_Exercise description:_
Copy each line below that contains "background".

━━━━━ Records provided

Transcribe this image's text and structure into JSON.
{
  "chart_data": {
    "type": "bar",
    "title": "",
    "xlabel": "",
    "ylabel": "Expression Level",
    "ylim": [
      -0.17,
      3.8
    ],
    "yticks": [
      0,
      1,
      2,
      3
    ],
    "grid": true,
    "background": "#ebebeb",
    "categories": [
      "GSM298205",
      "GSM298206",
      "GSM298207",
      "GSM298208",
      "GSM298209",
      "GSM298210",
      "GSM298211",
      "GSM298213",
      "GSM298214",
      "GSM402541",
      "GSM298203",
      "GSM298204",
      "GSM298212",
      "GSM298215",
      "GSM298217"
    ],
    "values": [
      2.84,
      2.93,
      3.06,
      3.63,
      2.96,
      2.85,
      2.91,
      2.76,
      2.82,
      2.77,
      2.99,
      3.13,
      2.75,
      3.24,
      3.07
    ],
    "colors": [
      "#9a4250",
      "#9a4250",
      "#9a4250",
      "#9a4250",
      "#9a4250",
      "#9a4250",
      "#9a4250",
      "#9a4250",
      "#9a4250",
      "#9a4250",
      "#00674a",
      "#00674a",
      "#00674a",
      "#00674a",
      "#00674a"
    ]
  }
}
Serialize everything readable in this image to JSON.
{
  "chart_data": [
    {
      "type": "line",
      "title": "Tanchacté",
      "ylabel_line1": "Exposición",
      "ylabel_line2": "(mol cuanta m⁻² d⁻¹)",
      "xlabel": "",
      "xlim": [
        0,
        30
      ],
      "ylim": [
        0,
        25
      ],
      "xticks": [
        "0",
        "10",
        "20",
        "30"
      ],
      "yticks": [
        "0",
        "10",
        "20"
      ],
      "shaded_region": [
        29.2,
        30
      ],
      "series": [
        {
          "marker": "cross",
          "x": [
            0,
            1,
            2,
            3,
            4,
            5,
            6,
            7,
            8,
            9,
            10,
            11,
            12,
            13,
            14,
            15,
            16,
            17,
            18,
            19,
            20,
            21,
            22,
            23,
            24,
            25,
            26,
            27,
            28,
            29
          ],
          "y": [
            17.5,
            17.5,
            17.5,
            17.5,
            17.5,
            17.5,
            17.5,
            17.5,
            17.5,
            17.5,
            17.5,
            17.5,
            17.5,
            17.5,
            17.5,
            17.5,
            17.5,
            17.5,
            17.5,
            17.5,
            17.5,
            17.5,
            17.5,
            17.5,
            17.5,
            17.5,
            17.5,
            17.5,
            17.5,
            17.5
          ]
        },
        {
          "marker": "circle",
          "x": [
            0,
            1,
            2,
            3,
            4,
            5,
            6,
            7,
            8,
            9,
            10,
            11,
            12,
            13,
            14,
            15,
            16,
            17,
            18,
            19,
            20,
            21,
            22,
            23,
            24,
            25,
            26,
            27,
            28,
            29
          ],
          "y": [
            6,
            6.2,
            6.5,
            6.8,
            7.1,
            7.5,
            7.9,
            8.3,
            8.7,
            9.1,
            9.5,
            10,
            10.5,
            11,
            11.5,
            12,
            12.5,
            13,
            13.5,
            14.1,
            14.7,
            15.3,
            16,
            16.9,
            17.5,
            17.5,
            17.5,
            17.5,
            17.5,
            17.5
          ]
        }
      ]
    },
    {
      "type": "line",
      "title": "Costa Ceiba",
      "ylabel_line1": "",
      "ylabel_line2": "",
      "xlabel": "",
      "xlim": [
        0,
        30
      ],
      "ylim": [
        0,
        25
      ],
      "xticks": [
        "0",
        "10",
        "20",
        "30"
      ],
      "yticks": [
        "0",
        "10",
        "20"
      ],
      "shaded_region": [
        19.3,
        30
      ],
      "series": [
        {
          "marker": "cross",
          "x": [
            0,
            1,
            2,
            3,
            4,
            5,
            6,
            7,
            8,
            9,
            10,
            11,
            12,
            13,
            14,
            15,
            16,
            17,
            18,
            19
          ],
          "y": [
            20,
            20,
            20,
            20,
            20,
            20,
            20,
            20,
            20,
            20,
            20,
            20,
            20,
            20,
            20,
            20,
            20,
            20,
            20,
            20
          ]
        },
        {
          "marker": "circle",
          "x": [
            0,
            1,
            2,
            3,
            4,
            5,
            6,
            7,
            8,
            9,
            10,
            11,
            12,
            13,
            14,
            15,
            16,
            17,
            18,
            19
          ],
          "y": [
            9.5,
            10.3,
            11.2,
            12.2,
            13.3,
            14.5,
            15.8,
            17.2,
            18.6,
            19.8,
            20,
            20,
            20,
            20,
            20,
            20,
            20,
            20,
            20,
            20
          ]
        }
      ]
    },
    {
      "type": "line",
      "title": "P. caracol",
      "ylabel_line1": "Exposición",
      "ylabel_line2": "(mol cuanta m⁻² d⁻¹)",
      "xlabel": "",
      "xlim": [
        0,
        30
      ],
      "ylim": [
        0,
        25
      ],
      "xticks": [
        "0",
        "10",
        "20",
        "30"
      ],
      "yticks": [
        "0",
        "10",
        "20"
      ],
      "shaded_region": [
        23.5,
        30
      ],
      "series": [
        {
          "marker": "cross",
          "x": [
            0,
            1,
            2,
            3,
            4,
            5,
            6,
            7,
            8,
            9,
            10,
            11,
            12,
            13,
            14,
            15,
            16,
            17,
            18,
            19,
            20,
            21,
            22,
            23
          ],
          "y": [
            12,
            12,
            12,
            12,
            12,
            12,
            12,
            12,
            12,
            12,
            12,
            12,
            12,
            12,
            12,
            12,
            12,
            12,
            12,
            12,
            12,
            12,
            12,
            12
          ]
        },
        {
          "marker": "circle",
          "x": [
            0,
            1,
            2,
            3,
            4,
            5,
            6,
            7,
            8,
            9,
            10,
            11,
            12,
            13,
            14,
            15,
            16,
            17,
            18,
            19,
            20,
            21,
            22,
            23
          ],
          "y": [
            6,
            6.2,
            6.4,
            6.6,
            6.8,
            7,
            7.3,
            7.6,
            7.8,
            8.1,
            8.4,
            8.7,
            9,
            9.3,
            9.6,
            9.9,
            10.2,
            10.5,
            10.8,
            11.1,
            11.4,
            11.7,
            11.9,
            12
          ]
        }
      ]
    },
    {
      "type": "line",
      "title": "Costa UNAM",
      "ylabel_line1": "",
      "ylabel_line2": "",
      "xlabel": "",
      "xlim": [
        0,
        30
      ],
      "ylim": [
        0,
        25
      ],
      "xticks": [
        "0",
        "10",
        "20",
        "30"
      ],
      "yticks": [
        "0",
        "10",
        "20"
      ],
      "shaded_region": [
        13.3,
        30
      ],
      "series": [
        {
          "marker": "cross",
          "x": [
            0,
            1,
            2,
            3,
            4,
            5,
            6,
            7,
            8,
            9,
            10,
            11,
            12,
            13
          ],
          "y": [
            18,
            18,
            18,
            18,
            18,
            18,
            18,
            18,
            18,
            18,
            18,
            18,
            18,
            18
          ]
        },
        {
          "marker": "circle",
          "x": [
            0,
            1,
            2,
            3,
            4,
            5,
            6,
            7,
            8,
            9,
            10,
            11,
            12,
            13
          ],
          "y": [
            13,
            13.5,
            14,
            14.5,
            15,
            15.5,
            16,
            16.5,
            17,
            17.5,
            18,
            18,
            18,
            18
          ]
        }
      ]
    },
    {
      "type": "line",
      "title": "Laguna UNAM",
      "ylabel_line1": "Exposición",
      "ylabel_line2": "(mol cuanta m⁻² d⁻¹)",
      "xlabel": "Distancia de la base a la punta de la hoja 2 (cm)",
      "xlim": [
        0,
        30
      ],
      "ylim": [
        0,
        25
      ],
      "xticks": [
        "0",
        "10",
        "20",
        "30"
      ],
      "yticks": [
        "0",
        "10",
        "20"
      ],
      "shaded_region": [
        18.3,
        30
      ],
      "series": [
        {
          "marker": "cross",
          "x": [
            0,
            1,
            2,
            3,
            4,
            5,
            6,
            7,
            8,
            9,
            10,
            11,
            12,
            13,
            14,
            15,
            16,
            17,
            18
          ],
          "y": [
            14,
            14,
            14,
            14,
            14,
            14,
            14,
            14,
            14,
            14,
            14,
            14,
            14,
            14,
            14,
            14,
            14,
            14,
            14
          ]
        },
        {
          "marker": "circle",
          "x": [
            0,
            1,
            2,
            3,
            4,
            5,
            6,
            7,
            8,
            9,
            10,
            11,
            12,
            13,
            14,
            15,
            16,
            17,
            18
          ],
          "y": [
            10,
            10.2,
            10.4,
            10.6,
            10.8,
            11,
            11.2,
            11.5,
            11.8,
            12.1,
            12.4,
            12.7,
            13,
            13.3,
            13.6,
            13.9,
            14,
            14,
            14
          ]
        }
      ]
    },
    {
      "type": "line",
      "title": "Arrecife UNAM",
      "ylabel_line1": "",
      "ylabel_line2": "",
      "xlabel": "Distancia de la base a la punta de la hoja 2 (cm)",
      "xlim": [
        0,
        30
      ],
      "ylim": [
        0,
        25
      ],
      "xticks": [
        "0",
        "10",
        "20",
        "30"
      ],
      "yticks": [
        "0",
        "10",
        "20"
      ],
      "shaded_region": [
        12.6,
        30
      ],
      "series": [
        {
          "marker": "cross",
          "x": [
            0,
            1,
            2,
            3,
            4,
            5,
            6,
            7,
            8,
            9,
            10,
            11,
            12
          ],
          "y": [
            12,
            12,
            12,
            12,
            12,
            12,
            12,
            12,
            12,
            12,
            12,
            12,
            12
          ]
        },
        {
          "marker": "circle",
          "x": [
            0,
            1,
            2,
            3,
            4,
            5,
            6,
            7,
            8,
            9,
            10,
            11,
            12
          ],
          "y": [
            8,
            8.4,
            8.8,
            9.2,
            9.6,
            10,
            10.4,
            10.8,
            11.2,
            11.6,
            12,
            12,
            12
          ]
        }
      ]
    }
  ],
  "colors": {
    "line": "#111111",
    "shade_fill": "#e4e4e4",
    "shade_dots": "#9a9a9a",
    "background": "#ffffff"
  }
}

━━━━━━━━━━

_Response for this exercise:_
    "background": "#ebebeb",
    "background": "#ffffff"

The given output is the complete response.